==== RAW DATA ====

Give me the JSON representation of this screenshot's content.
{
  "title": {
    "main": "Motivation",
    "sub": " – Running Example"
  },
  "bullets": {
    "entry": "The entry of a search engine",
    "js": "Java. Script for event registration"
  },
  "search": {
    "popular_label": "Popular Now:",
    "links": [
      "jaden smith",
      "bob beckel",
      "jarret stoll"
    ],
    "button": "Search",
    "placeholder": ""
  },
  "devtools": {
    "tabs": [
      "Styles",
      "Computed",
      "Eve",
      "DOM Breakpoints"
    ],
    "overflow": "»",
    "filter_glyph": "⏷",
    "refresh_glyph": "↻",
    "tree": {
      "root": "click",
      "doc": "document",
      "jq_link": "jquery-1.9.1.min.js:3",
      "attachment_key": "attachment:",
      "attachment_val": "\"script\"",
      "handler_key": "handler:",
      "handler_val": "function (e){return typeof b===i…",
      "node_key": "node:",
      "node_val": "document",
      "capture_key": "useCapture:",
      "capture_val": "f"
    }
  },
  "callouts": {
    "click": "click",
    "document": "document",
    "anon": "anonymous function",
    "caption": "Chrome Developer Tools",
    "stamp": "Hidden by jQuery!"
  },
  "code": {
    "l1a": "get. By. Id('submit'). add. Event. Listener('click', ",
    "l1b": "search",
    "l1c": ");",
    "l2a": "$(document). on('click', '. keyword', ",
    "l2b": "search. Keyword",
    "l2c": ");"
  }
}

====

• PROBLEM DETAILS
Restate all of the entries exactly, please.

• REPLY TO THE EXERCISE
Give me the JSON representation of this screenshot's content.
{
  "title": {
    "main": "Motivation",
    "sub": " – Running Example"
  },
  "bullets": {
    "entry": "The entry of a search engine",
    "js": "Java. Script for event registration"
  },
  "search": {
    "popular_label": "Popular Now:",
    "links": [
      "jaden smith",
      "bob beckel",
      "jarret stoll"
    ],
    "button": "Search",
    "placeholder": ""
  },
  "devtools": {
    "tabs": [
      "Styles",
      "Computed",
      "Eve",
      "DOM Breakpoints"
    ],
    "overflow": "»",
    "filter_glyph": "⏷",
    "refresh_glyph": "↻",
    "tree": {
      "root": "click",
      "doc": "document",
      "jq_link": "jquery-1.9.1.min.js:3",
      "attachment_key": "attachment:",
      "attachment_val": "\"script\"",
      "handler_key": "handler:",
      "handler_val": "function (e){return typeof b===i…",
      "node_key": "node:",
      "node_val": "document",
      "capture_key": "useCapture:",
      "capture_val": "f"
    }
  },
  "callouts": {
    "click": "click",
    "document": "document",
    "anon": "anonymous function",
    "caption": "Chrome Developer Tools",
    "stamp": "Hidden by jQuery!"
  },
  "code": {
    "l1a": "get. By. Id('submit'). add. Event. Listener('click', ",
    "l1b": "search",
    "l1c": ");",
    "l2a": "$(document). on('click', '. keyword', ",
    "l2b": "search. Keyword",
    "l2c": ");"
  }
}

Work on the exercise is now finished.